## begin
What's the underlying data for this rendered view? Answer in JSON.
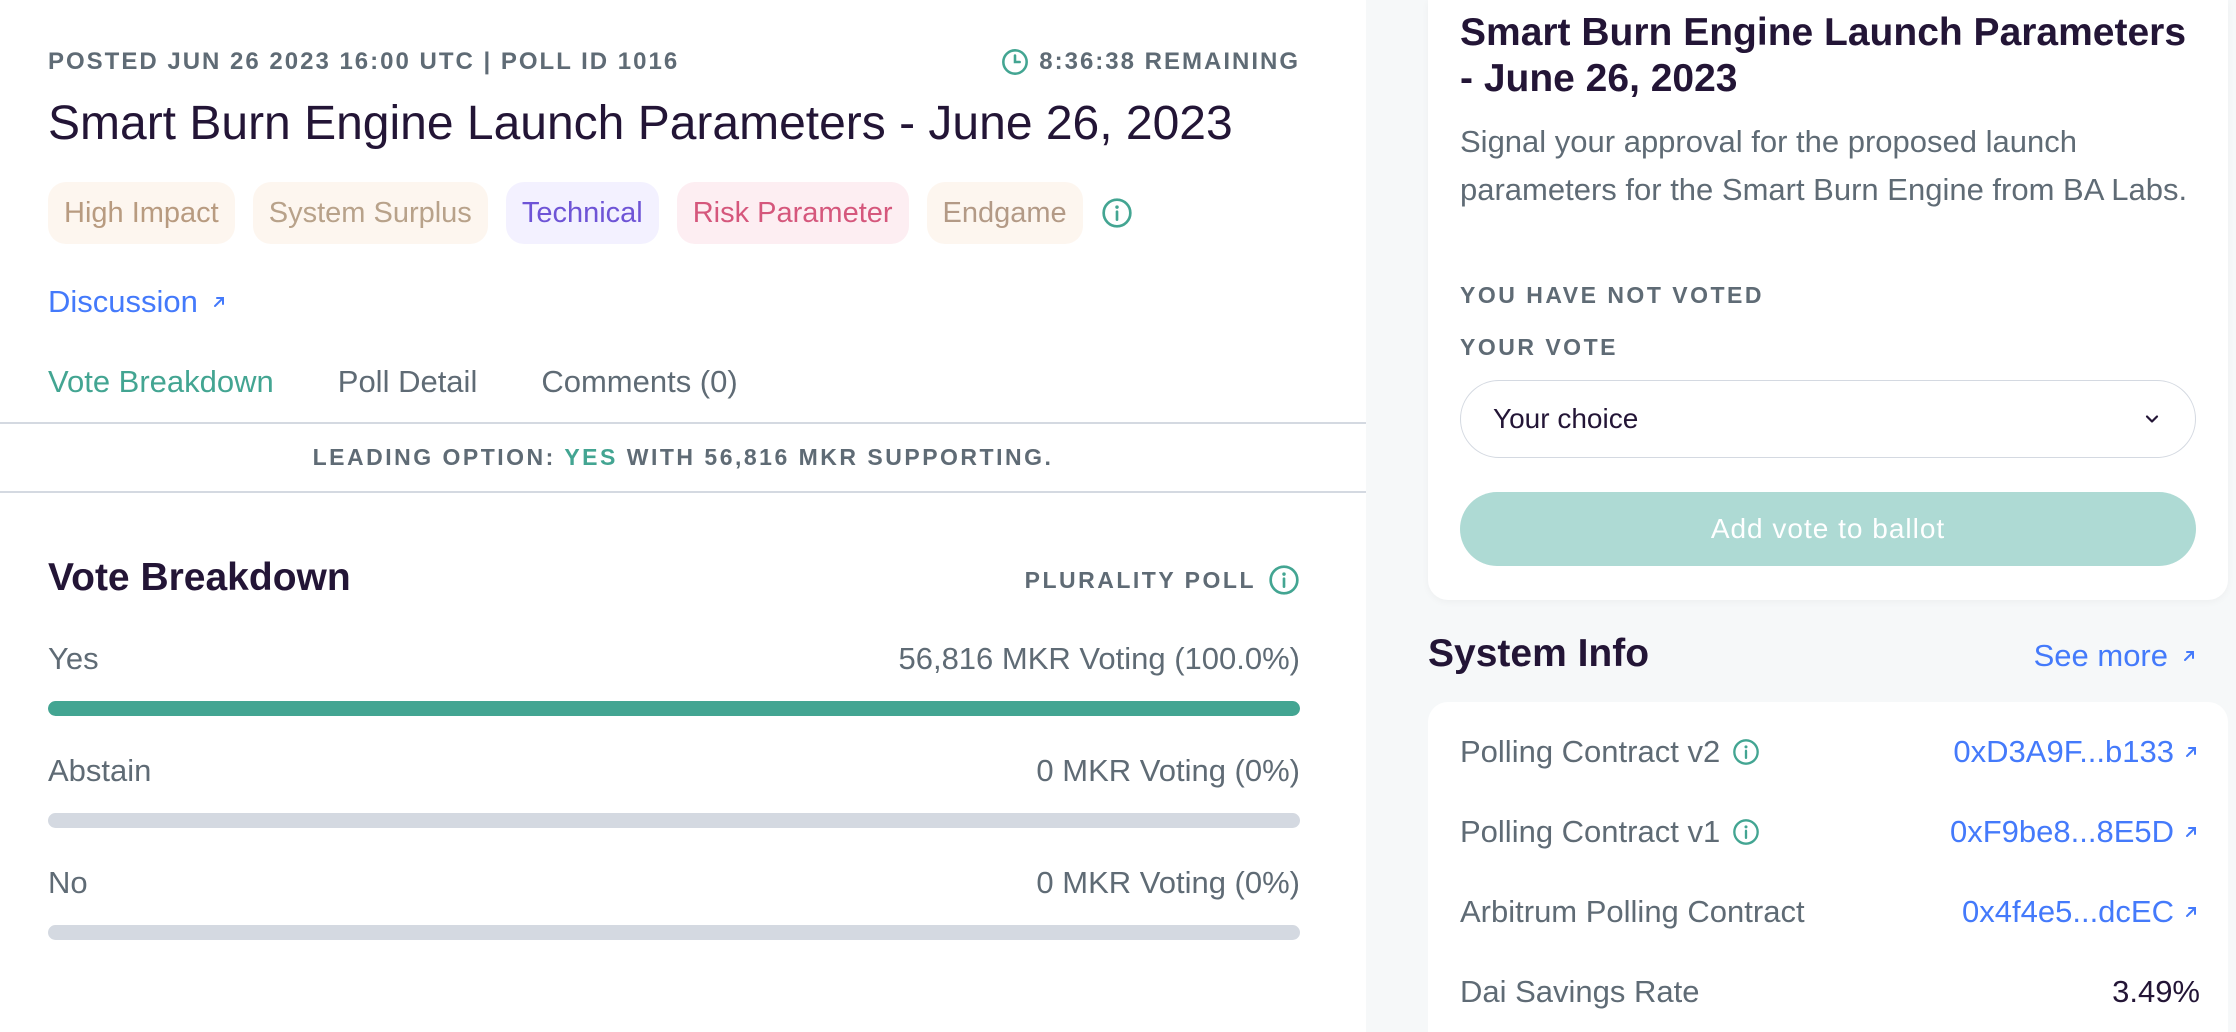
{
  "poll": {
    "meta": "POSTED JUN 26 2023 16:00 UTC | POLL ID 1016",
    "remaining": "8:36:38 REMAINING",
    "title": "Smart Burn Engine Launch Parameters - June 26, 2023",
    "tags": [
      {
        "label": "High Impact",
        "bg": "#fdf6ef",
        "color": "#b89b80"
      },
      {
        "label": "System Surplus",
        "bg": "#fdf6ef",
        "color": "#b8a28a"
      },
      {
        "label": "Technical",
        "bg": "#f3f1ff",
        "color": "#6e54d6"
      },
      {
        "label": "Risk Parameter",
        "bg": "#fdeef2",
        "color": "#d5577c"
      },
      {
        "label": "Endgame",
        "bg": "#fdf6ef",
        "color": "#b39a86"
      }
    ],
    "discussion": "Discussion"
  },
  "tabs": [
    "Vote Breakdown",
    "Poll Detail",
    "Comments (0)"
  ],
  "leading": {
    "prefix": "LEADING OPTION:",
    "option": "YES",
    "suffix": "WITH 56,816 MKR SUPPORTING."
  },
  "breakdown": {
    "title": "Vote Breakdown",
    "poll_type": "PLURALITY POLL",
    "options": [
      {
        "name": "Yes",
        "value": "56,816 MKR Voting (100.0%)",
        "percent": 100
      },
      {
        "name": "Abstain",
        "value": "0 MKR Voting (0%)",
        "percent": 0
      },
      {
        "name": "No",
        "value": "0 MKR Voting (0%)",
        "percent": 0
      }
    ]
  },
  "card": {
    "title": "Smart Burn Engine Launch Parameters - June 26, 2023",
    "description": "Signal your approval for the proposed launch parameters for the Smart Burn Engine from BA Labs.",
    "not_voted": "YOU HAVE NOT VOTED",
    "your_vote": "YOUR VOTE",
    "select_value": "Your choice",
    "add_button": "Add vote to ballot"
  },
  "system": {
    "title": "System Info",
    "see_more": "See more",
    "rows": [
      {
        "label": "Polling Contract v2",
        "value": "0xD3A9F...b133",
        "info": true,
        "link": true
      },
      {
        "label": "Polling Contract v1",
        "value": "0xF9be8...8E5D",
        "info": true,
        "link": true
      },
      {
        "label": "Arbitrum Polling Contract",
        "value": "0x4f4e5...dcEC",
        "info": false,
        "link": true
      },
      {
        "label": "Dai Savings Rate",
        "value": "3.49%",
        "info": false,
        "link": false
      }
    ]
  },
  "colors": {
    "accent": "#43a592",
    "link": "#447afb",
    "text": "#231536",
    "muted": "#5f6b75"
  }
}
## end
▶ Written task
Omitting all images, retype each line of the records precisely.

▶ Task response
What's the underlying data for this rendered view? Answer in JSON.
{
  "poll": {
    "meta": "POSTED JUN 26 2023 16:00 UTC | POLL ID 1016",
    "remaining": "8:36:38 REMAINING",
    "title": "Smart Burn Engine Launch Parameters - June 26, 2023",
    "tags": [
      {
        "label": "High Impact",
        "bg": "#fdf6ef",
        "color": "#b89b80"
      },
      {
        "label": "System Surplus",
        "bg": "#fdf6ef",
        "color": "#b8a28a"
      },
      {
        "label": "Technical",
        "bg": "#f3f1ff",
        "color": "#6e54d6"
      },
      {
        "label": "Risk Parameter",
        "bg": "#fdeef2",
        "color": "#d5577c"
      },
      {
        "label": "Endgame",
        "bg": "#fdf6ef",
        "color": "#b39a86"
      }
    ],
    "discussion": "Discussion"
  },
  "tabs": [
    "Vote Breakdown",
    "Poll Detail",
    "Comments (0)"
  ],
  "leading": {
    "prefix": "LEADING OPTION:",
    "option": "YES",
    "suffix": "WITH 56,816 MKR SUPPORTING."
  },
  "breakdown": {
    "title": "Vote Breakdown",
    "poll_type": "PLURALITY POLL",
    "options": [
      {
        "name": "Yes",
        "value": "56,816 MKR Voting (100.0%)",
        "percent": 100
      },
      {
        "name": "Abstain",
        "value": "0 MKR Voting (0%)",
        "percent": 0
      },
      {
        "name": "No",
        "value": "0 MKR Voting (0%)",
        "percent": 0
      }
    ]
  },
  "card": {
    "title": "Smart Burn Engine Launch Parameters - June 26, 2023",
    "description": "Signal your approval for the proposed launch parameters for the Smart Burn Engine from BA Labs.",
    "not_voted": "YOU HAVE NOT VOTED",
    "your_vote": "YOUR VOTE",
    "select_value": "Your choice",
    "add_button": "Add vote to ballot"
  },
  "system": {
    "title": "System Info",
    "see_more": "See more",
    "rows": [
      {
        "label": "Polling Contract v2",
        "value": "0xD3A9F...b133",
        "info": true,
        "link": true
      },
      {
        "label": "Polling Contract v1",
        "value": "0xF9be8...8E5D",
        "info": true,
        "link": true
      },
      {
        "label": "Arbitrum Polling Contract",
        "value": "0x4f4e5...dcEC",
        "info": false,
        "link": true
      },
      {
        "label": "Dai Savings Rate",
        "value": "3.49%",
        "info": false,
        "link": false
      }
    ]
  },
  "colors": {
    "accent": "#43a592",
    "link": "#447afb",
    "text": "#231536",
    "muted": "#5f6b75"
  }
}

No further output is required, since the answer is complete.